- Exercise directions:
Every line that holds "average" should be shown.

- Records for the task:
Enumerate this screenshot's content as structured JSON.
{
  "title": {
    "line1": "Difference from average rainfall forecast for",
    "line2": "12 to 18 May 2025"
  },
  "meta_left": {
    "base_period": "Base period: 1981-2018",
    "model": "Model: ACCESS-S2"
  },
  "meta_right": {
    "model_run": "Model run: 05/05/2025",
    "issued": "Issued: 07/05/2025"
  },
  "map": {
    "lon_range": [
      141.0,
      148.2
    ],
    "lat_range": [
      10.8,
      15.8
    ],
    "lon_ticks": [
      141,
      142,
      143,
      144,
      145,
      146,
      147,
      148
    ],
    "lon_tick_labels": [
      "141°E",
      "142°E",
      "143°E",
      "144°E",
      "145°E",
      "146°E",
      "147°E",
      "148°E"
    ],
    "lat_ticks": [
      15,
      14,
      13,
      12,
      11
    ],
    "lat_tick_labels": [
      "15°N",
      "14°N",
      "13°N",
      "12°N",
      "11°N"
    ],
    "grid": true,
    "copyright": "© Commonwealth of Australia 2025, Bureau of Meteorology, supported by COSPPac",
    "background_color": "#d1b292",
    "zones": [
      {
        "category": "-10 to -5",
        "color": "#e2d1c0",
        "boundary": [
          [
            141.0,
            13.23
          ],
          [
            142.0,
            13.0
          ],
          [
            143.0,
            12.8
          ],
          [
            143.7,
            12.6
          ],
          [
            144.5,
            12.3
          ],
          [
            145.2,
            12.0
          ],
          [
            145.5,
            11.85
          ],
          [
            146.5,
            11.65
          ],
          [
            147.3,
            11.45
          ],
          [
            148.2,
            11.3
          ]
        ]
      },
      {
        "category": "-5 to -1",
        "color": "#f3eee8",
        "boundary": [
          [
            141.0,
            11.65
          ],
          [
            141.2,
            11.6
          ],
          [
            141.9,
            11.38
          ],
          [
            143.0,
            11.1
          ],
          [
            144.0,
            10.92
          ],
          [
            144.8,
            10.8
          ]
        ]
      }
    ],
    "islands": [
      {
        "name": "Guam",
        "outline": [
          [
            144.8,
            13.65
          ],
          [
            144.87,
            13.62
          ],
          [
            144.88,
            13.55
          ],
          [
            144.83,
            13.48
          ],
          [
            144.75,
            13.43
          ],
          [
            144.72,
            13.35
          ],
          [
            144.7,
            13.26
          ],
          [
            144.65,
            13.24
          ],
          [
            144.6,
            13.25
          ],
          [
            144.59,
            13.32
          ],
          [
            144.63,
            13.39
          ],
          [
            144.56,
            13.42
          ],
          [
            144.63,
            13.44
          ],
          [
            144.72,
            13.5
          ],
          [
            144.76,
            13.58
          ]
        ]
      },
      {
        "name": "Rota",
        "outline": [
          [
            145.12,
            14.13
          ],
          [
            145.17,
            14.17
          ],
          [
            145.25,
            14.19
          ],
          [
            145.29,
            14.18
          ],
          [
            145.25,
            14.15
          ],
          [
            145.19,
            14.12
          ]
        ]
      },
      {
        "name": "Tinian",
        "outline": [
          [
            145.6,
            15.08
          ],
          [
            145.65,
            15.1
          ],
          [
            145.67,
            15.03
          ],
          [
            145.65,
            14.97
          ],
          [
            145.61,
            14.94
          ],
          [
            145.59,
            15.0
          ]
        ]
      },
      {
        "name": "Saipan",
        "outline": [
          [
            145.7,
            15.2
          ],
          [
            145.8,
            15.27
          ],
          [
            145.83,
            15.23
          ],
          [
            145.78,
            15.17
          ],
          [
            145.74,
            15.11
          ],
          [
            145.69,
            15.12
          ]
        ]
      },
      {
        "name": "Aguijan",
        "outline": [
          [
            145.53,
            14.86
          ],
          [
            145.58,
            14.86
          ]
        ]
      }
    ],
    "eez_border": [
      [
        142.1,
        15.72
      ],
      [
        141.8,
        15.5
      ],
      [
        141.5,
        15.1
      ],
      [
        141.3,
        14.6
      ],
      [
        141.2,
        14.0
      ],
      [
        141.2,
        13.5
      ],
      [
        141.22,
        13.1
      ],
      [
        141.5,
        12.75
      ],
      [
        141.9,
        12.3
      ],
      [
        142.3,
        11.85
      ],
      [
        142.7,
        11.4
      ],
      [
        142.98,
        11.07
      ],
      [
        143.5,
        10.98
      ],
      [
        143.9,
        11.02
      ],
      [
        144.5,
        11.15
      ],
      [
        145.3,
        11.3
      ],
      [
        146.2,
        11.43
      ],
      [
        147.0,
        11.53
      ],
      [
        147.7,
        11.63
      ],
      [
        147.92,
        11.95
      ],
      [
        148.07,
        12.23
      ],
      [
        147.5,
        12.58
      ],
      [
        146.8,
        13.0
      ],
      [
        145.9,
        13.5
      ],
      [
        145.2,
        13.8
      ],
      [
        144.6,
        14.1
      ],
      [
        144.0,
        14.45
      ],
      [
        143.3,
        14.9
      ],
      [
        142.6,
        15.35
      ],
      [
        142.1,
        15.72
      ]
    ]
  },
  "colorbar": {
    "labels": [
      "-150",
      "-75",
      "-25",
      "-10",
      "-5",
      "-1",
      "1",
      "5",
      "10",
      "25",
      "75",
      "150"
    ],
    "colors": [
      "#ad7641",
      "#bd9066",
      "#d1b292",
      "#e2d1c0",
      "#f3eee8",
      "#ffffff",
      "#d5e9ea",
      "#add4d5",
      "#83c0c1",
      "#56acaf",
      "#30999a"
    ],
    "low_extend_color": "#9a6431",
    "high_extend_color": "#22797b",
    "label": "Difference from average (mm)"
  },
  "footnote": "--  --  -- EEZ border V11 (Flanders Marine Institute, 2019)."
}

* * *

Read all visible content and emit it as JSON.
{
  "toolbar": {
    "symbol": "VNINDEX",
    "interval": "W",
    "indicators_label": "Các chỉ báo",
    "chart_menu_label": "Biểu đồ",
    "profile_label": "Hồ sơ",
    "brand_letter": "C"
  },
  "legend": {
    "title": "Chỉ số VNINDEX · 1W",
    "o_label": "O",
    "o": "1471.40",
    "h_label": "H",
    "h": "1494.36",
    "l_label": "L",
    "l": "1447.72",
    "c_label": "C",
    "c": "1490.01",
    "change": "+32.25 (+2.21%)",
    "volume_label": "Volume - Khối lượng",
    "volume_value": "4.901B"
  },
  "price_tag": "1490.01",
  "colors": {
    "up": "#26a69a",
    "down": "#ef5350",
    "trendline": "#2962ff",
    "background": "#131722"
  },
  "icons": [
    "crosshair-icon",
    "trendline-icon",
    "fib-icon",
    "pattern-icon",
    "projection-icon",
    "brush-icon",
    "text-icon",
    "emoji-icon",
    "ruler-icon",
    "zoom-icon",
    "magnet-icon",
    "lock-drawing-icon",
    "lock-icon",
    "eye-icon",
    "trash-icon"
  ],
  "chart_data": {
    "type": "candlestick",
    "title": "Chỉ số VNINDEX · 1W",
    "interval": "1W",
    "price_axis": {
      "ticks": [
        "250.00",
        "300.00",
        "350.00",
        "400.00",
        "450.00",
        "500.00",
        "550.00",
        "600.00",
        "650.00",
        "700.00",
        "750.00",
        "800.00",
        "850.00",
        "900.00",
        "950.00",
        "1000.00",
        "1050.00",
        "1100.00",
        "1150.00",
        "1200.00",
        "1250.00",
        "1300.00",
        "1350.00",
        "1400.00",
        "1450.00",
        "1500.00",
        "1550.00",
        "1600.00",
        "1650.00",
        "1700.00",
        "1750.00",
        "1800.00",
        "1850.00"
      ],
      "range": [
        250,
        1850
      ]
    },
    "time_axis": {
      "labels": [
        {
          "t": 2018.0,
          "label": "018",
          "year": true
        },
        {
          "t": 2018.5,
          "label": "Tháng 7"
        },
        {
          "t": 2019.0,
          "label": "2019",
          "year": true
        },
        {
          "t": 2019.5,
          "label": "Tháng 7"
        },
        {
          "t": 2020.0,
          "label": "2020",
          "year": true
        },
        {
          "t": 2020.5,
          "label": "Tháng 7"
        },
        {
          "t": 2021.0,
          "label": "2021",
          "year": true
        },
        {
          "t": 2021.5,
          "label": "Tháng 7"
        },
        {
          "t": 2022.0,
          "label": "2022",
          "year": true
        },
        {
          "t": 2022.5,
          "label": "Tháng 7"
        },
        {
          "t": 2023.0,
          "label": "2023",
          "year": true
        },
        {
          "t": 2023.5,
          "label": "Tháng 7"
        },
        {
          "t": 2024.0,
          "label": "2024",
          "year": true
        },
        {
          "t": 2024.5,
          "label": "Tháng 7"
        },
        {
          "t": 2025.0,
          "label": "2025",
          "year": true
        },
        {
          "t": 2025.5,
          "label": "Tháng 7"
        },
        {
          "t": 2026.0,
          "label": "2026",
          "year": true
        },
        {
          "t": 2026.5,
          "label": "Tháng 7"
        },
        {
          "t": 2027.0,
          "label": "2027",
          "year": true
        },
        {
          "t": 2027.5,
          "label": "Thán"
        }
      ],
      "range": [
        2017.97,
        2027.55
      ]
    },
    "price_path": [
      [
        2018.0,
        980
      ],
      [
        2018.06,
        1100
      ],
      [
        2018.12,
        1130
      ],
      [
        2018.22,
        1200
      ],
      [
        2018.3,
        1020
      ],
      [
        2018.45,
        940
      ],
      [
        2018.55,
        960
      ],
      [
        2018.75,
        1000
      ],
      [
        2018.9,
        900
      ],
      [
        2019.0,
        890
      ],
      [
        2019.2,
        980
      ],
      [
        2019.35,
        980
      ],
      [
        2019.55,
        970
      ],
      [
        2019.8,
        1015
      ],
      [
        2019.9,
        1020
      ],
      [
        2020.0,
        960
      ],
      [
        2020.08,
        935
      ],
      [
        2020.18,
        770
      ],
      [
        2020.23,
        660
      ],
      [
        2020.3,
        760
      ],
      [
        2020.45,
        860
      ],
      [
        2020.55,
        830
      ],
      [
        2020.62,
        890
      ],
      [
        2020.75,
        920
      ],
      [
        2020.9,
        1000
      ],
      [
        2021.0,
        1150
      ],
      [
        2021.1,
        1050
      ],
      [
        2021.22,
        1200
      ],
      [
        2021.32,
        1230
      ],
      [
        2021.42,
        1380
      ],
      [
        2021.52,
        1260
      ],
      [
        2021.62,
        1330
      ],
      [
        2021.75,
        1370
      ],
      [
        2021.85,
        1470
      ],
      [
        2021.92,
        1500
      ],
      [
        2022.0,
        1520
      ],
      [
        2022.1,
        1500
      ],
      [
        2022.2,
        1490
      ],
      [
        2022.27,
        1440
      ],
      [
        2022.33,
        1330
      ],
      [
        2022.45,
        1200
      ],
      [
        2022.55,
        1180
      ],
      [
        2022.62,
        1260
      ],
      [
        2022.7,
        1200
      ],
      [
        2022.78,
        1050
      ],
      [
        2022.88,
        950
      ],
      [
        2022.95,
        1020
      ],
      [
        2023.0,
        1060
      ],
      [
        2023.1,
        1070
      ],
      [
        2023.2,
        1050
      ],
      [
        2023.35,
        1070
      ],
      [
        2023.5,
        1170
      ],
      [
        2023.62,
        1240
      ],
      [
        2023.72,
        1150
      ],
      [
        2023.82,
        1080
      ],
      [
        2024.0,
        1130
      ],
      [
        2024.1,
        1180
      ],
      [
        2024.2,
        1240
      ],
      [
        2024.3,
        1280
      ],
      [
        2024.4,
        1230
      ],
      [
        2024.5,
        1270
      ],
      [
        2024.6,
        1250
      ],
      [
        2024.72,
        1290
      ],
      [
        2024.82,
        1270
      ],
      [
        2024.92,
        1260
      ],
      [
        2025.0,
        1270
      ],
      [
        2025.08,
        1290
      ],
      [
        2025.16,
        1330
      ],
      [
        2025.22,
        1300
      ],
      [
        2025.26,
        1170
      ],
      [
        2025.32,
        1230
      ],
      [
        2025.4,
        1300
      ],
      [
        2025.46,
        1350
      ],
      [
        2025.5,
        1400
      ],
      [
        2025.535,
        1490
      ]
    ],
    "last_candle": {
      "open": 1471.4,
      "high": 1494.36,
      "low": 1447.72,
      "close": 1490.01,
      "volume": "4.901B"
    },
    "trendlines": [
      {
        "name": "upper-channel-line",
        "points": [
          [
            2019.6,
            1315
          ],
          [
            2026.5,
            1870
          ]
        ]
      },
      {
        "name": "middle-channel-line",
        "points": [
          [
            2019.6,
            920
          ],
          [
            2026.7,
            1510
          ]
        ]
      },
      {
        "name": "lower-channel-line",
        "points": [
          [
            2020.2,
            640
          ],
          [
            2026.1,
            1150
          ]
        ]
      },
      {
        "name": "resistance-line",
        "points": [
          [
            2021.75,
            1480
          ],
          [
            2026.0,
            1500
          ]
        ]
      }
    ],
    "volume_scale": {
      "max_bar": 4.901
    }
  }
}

...

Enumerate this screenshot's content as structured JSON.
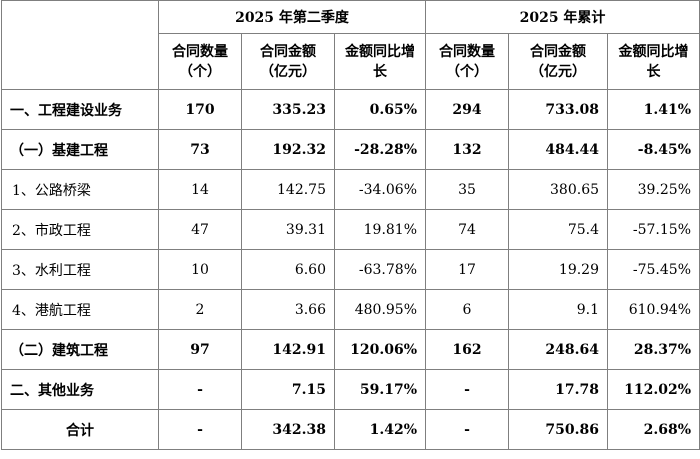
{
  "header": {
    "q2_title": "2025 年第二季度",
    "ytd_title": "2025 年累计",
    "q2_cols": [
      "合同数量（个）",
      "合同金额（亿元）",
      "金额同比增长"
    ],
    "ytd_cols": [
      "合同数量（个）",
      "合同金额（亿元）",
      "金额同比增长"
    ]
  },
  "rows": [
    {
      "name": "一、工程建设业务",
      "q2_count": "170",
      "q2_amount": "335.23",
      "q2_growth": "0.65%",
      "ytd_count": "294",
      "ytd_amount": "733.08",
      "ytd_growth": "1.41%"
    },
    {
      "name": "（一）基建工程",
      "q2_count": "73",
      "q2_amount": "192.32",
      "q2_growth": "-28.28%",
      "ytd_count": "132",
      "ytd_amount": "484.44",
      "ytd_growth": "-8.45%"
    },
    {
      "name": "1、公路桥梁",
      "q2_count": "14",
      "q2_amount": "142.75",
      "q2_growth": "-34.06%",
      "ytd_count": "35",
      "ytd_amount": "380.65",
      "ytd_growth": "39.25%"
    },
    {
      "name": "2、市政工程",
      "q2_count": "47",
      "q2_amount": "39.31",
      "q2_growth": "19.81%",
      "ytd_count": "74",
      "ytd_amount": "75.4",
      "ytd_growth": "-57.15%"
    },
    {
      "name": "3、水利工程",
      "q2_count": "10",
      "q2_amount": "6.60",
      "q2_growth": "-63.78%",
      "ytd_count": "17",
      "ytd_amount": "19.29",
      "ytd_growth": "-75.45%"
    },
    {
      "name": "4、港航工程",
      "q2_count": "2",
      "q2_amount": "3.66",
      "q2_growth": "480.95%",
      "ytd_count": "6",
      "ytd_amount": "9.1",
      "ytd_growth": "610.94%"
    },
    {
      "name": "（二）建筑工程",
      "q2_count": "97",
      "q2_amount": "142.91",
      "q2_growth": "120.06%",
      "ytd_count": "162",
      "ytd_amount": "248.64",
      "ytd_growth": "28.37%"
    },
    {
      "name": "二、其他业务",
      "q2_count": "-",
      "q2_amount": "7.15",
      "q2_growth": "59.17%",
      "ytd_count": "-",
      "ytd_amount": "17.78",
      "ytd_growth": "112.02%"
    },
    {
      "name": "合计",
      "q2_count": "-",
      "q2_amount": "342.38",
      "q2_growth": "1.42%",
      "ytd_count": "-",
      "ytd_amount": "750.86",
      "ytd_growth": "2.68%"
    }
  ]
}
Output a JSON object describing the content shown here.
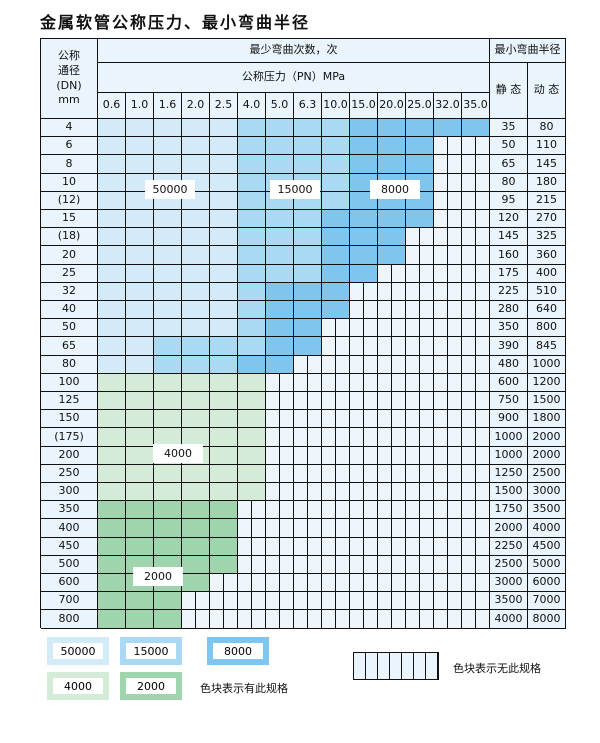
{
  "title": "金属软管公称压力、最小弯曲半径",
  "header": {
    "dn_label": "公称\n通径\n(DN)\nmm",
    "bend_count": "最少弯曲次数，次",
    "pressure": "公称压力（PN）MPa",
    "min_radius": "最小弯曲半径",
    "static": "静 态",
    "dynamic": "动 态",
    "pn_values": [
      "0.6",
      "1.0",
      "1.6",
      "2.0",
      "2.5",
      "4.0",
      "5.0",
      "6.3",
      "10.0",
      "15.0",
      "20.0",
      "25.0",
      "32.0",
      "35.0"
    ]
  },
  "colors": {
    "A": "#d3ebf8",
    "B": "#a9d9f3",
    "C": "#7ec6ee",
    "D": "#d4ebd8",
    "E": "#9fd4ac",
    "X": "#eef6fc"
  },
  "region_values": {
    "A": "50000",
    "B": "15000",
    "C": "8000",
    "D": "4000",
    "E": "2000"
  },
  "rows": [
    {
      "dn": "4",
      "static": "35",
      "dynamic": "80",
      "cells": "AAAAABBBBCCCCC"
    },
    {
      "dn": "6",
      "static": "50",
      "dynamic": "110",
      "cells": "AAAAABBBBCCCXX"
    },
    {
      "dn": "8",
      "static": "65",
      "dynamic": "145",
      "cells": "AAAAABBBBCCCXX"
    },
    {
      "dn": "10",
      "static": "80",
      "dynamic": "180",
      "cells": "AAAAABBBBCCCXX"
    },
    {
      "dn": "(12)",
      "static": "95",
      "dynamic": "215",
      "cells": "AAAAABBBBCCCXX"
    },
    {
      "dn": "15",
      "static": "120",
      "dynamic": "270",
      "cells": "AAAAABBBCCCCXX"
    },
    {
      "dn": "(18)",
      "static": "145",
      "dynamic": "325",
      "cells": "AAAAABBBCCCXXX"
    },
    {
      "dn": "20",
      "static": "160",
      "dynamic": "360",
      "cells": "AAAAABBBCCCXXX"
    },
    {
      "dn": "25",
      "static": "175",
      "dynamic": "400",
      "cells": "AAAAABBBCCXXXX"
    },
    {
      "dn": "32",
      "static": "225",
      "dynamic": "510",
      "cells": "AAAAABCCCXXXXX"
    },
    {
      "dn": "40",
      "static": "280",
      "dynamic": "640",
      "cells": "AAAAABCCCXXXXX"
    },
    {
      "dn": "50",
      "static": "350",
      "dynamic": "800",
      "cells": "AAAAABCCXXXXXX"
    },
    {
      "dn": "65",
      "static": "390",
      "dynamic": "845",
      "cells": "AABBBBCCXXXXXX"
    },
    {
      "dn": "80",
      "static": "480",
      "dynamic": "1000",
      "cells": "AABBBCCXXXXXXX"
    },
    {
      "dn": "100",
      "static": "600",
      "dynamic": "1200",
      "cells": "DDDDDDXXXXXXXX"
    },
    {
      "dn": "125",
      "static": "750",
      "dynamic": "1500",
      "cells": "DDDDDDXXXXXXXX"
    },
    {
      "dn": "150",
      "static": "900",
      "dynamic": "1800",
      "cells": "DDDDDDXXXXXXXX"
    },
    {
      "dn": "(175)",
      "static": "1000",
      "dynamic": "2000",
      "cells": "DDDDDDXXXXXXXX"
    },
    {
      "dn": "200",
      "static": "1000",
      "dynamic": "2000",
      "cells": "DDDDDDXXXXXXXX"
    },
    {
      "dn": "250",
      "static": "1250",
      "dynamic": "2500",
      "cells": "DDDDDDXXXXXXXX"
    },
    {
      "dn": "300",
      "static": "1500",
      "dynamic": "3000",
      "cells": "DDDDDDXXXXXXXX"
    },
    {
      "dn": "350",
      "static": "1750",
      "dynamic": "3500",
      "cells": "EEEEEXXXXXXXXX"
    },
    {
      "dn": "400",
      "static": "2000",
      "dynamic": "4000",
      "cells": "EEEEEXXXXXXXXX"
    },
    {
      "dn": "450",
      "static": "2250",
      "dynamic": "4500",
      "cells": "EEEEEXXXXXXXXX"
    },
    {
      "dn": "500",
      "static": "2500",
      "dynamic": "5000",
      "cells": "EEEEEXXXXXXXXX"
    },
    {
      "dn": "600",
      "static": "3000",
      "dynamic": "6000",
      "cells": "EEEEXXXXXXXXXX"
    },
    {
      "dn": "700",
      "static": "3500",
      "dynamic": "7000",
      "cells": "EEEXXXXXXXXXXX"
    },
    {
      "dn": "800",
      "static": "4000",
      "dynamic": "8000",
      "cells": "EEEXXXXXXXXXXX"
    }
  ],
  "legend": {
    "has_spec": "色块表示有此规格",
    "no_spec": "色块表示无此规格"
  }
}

- Output of the task:
    "line1": "Difference from average rainfall forecast for",
    "label": "Difference from average (mm)"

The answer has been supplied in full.